● Dataset rows
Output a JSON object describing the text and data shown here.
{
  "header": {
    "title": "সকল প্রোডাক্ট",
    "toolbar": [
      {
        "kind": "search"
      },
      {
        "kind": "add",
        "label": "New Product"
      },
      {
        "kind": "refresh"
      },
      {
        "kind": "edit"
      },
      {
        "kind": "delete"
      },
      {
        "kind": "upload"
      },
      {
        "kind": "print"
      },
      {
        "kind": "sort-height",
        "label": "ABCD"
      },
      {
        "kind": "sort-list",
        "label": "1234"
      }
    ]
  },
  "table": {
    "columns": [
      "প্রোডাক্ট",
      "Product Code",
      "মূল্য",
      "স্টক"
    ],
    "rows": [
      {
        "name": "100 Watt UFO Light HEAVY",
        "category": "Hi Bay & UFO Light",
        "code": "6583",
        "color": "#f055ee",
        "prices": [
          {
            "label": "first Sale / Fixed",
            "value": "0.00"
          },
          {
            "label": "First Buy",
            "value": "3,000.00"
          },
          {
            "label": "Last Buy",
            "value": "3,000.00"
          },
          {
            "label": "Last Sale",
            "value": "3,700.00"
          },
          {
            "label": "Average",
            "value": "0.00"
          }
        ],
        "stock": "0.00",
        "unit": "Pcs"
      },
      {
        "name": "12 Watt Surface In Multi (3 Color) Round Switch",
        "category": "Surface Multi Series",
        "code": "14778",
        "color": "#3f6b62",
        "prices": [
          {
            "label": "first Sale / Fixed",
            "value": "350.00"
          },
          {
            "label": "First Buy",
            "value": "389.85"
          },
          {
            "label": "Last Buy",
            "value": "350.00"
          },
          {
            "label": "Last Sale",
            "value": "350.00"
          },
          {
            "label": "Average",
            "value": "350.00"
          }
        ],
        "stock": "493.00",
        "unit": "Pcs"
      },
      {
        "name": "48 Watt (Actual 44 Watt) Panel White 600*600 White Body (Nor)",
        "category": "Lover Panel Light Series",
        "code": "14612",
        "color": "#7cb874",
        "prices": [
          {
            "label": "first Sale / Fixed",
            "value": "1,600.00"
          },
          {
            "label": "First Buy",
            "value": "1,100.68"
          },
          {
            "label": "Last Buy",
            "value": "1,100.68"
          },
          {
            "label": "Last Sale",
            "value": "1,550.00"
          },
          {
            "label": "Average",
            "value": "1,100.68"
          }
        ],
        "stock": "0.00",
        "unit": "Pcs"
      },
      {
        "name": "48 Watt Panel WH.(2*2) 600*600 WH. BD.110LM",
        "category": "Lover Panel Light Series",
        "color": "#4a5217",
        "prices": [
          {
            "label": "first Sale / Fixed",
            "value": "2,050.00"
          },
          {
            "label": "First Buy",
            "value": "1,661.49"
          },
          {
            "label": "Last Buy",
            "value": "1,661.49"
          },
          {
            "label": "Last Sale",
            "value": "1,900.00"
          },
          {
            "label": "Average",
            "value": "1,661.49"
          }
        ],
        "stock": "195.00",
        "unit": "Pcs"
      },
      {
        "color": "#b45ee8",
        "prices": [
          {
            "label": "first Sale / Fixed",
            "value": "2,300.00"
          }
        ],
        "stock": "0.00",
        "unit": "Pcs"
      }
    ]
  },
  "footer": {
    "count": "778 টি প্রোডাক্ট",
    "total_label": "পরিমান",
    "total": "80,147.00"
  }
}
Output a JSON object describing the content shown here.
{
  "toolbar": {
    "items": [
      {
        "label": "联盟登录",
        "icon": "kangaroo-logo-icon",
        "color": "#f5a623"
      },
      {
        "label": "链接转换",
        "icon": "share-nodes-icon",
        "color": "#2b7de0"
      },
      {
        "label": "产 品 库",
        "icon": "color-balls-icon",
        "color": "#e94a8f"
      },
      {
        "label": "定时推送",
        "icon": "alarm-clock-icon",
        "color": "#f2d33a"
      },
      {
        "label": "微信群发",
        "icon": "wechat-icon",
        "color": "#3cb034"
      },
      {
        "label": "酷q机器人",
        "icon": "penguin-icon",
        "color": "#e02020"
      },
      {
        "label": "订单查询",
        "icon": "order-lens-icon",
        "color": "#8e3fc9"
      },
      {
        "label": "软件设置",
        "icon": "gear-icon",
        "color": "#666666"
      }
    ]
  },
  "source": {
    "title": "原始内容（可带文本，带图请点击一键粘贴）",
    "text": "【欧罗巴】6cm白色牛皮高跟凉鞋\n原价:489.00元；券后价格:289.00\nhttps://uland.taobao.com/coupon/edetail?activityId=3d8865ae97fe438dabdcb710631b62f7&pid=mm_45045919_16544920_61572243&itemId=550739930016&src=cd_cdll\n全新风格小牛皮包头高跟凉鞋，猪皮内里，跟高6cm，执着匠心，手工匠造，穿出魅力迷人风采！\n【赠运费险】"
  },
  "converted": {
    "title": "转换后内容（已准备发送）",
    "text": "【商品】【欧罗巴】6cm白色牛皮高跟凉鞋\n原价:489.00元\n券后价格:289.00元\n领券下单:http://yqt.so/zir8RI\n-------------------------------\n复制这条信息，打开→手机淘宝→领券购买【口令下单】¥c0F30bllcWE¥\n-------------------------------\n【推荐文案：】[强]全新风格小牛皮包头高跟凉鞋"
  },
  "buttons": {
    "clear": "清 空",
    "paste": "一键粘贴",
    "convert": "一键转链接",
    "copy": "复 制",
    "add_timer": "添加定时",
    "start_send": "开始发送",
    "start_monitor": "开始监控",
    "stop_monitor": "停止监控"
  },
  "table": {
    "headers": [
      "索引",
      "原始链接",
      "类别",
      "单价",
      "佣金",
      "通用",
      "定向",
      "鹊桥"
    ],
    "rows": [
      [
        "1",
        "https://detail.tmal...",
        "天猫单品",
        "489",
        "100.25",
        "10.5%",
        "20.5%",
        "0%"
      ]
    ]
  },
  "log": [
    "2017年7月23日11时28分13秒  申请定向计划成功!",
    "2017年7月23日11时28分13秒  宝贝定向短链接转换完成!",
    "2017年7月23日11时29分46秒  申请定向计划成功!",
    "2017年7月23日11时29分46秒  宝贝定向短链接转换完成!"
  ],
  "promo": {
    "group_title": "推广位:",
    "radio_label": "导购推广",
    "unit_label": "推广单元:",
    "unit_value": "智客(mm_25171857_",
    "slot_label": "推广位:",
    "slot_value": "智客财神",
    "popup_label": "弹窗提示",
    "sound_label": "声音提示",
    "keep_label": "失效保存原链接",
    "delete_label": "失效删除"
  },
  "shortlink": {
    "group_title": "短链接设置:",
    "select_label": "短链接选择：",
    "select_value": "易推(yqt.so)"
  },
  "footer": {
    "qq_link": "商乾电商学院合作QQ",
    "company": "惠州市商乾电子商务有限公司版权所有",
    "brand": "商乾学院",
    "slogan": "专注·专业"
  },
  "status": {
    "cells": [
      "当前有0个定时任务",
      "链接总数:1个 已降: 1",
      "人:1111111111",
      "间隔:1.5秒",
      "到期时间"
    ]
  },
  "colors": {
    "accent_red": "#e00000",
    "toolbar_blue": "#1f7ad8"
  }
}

● Instruction
Make an exact copy of every entry.

● Answer in full
Output a JSON object describing the text and data shown here.
{
  "header": {
    "title": "সকল প্রোডাক্ট",
    "toolbar": [
      {
        "kind": "search"
      },
      {
        "kind": "add",
        "label": "New Product"
      },
      {
        "kind": "refresh"
      },
      {
        "kind": "edit"
      },
      {
        "kind": "delete"
      },
      {
        "kind": "upload"
      },
      {
        "kind": "print"
      },
      {
        "kind": "sort-height",
        "label": "ABCD"
      },
      {
        "kind": "sort-list",
        "label": "1234"
      }
    ]
  },
  "table": {
    "columns": [
      "প্রোডাক্ট",
      "Product Code",
      "মূল্য",
      "স্টক"
    ],
    "rows": [
      {
        "name": "100 Watt UFO Light HEAVY",
        "category": "Hi Bay & UFO Light",
        "code": "6583",
        "color": "#f055ee",
        "prices": [
          {
            "label": "first Sale / Fixed",
            "value": "0.00"
          },
          {
            "label": "First Buy",
            "value": "3,000.00"
          },
          {
            "label": "Last Buy",
            "value": "3,000.00"
          },
          {
            "label": "Last Sale",
            "value": "3,700.00"
          },
          {
            "label": "Average",
            "value": "0.00"
          }
        ],
        "stock": "0.00",
        "unit": "Pcs"
      },
      {
        "name": "12 Watt Surface In Multi (3 Color) Round Switch",
        "category": "Surface Multi Series",
        "code": "14778",
        "color": "#3f6b62",
        "prices": [
          {
            "label": "first Sale / Fixed",
            "value": "350.00"
          },
          {
            "label": "First Buy",
            "value": "389.85"
          },
          {
            "label": "Last Buy",
            "value": "350.00"
          },
          {
            "label": "Last Sale",
            "value": "350.00"
          },
          {
            "label": "Average",
            "value": "350.00"
          }
        ],
        "stock": "493.00",
        "unit": "Pcs"
      },
      {
        "name": "48 Watt (Actual 44 Watt) Panel White 600*600 White Body (Nor)",
        "category": "Lover Panel Light Series",
        "code": "14612",
        "color": "#7cb874",
        "prices": [
          {
            "label": "first Sale / Fixed",
            "value": "1,600.00"
          },
          {
            "label": "First Buy",
            "value": "1,100.68"
          },
          {
            "label": "Last Buy",
            "value": "1,100.68"
          },
          {
            "label": "Last Sale",
            "value": "1,550.00"
          },
          {
            "label": "Average",
            "value": "1,100.68"
          }
        ],
        "stock": "0.00",
        "unit": "Pcs"
      },
      {
        "name": "48 Watt Panel WH.(2*2) 600*600 WH. BD.110LM",
        "category": "Lover Panel Light Series",
        "color": "#4a5217",
        "prices": [
          {
            "label": "first Sale / Fixed",
            "value": "2,050.00"
          },
          {
            "label": "First Buy",
            "value": "1,661.49"
          },
          {
            "label": "Last Buy",
            "value": "1,661.49"
          },
          {
            "label": "Last Sale",
            "value": "1,900.00"
          },
          {
            "label": "Average",
            "value": "1,661.49"
          }
        ],
        "stock": "195.00",
        "unit": "Pcs"
      },
      {
        "color": "#b45ee8",
        "prices": [
          {
            "label": "first Sale / Fixed",
            "value": "2,300.00"
          }
        ],
        "stock": "0.00",
        "unit": "Pcs"
      }
    ]
  },
  "footer": {
    "count": "778 টি প্রোডাক্ট",
    "total_label": "পরিমান",
    "total": "80,147.00"
  }
}
Output a JSON object describing the content shown here.
{
  "toolbar": {
    "items": [
      {
        "label": "联盟登录",
        "icon": "kangaroo-logo-icon",
        "color": "#f5a623"
      },
      {
        "label": "链接转换",
        "icon": "share-nodes-icon",
        "color": "#2b7de0"
      },
      {
        "label": "产 品 库",
        "icon": "color-balls-icon",
        "color": "#e94a8f"
      },
      {
        "label": "定时推送",
        "icon": "alarm-clock-icon",
        "color": "#f2d33a"
      },
      {
        "label": "微信群发",
        "icon": "wechat-icon",
        "color": "#3cb034"
      },
      {
        "label": "酷q机器人",
        "icon": "penguin-icon",
        "color": "#e02020"
      },
      {
        "label": "订单查询",
        "icon": "order-lens-icon",
        "color": "#8e3fc9"
      },
      {
        "label": "软件设置",
        "icon": "gear-icon",
        "color": "#666666"
      }
    ]
  },
  "source": {
    "title": "原始内容（可带文本，带图请点击一键粘贴）",
    "text": "【欧罗巴】6cm白色牛皮高跟凉鞋\n原价:489.00元；券后价格:289.00\nhttps://uland.taobao.com/coupon/edetail?activityId=3d8865ae97fe438dabdcb710631b62f7&pid=mm_45045919_16544920_61572243&itemId=550739930016&src=cd_cdll\n全新风格小牛皮包头高跟凉鞋，猪皮内里，跟高6cm，执着匠心，手工匠造，穿出魅力迷人风采！\n【赠运费险】"
  },
  "converted": {
    "title": "转换后内容（已准备发送）",
    "text": "【商品】【欧罗巴】6cm白色牛皮高跟凉鞋\n原价:489.00元\n券后价格:289.00元\n领券下单:http://yqt.so/zir8RI\n-------------------------------\n复制这条信息，打开→手机淘宝→领券购买【口令下单】¥c0F30bllcWE¥\n-------------------------------\n【推荐文案：】[强]全新风格小牛皮包头高跟凉鞋"
  },
  "buttons": {
    "clear": "清 空",
    "paste": "一键粘贴",
    "convert": "一键转链接",
    "copy": "复 制",
    "add_timer": "添加定时",
    "start_send": "开始发送",
    "start_monitor": "开始监控",
    "stop_monitor": "停止监控"
  },
  "table": {
    "headers": [
      "索引",
      "原始链接",
      "类别",
      "单价",
      "佣金",
      "通用",
      "定向",
      "鹊桥"
    ],
    "rows": [
      [
        "1",
        "https://detail.tmal...",
        "天猫单品",
        "489",
        "100.25",
        "10.5%",
        "20.5%",
        "0%"
      ]
    ]
  },
  "log": [
    "2017年7月23日11时28分13秒  申请定向计划成功!",
    "2017年7月23日11时28分13秒  宝贝定向短链接转换完成!",
    "2017年7月23日11时29分46秒  申请定向计划成功!",
    "2017年7月23日11时29分46秒  宝贝定向短链接转换完成!"
  ],
  "promo": {
    "group_title": "推广位:",
    "radio_label": "导购推广",
    "unit_label": "推广单元:",
    "unit_value": "智客(mm_25171857_",
    "slot_label": "推广位:",
    "slot_value": "智客财神",
    "popup_label": "弹窗提示",
    "sound_label": "声音提示",
    "keep_label": "失效保存原链接",
    "delete_label": "失效删除"
  },
  "shortlink": {
    "group_title": "短链接设置:",
    "select_label": "短链接选择：",
    "select_value": "易推(yqt.so)"
  },
  "footer": {
    "qq_link": "商乾电商学院合作QQ",
    "company": "惠州市商乾电子商务有限公司版权所有",
    "brand": "商乾学院",
    "slogan": "专注·专业"
  },
  "status": {
    "cells": [
      "当前有0个定时任务",
      "链接总数:1个 已降: 1",
      "人:1111111111",
      "间隔:1.5秒",
      "到期时间"
    ]
  },
  "colors": {
    "accent_red": "#e00000",
    "toolbar_blue": "#1f7ad8"
  }
}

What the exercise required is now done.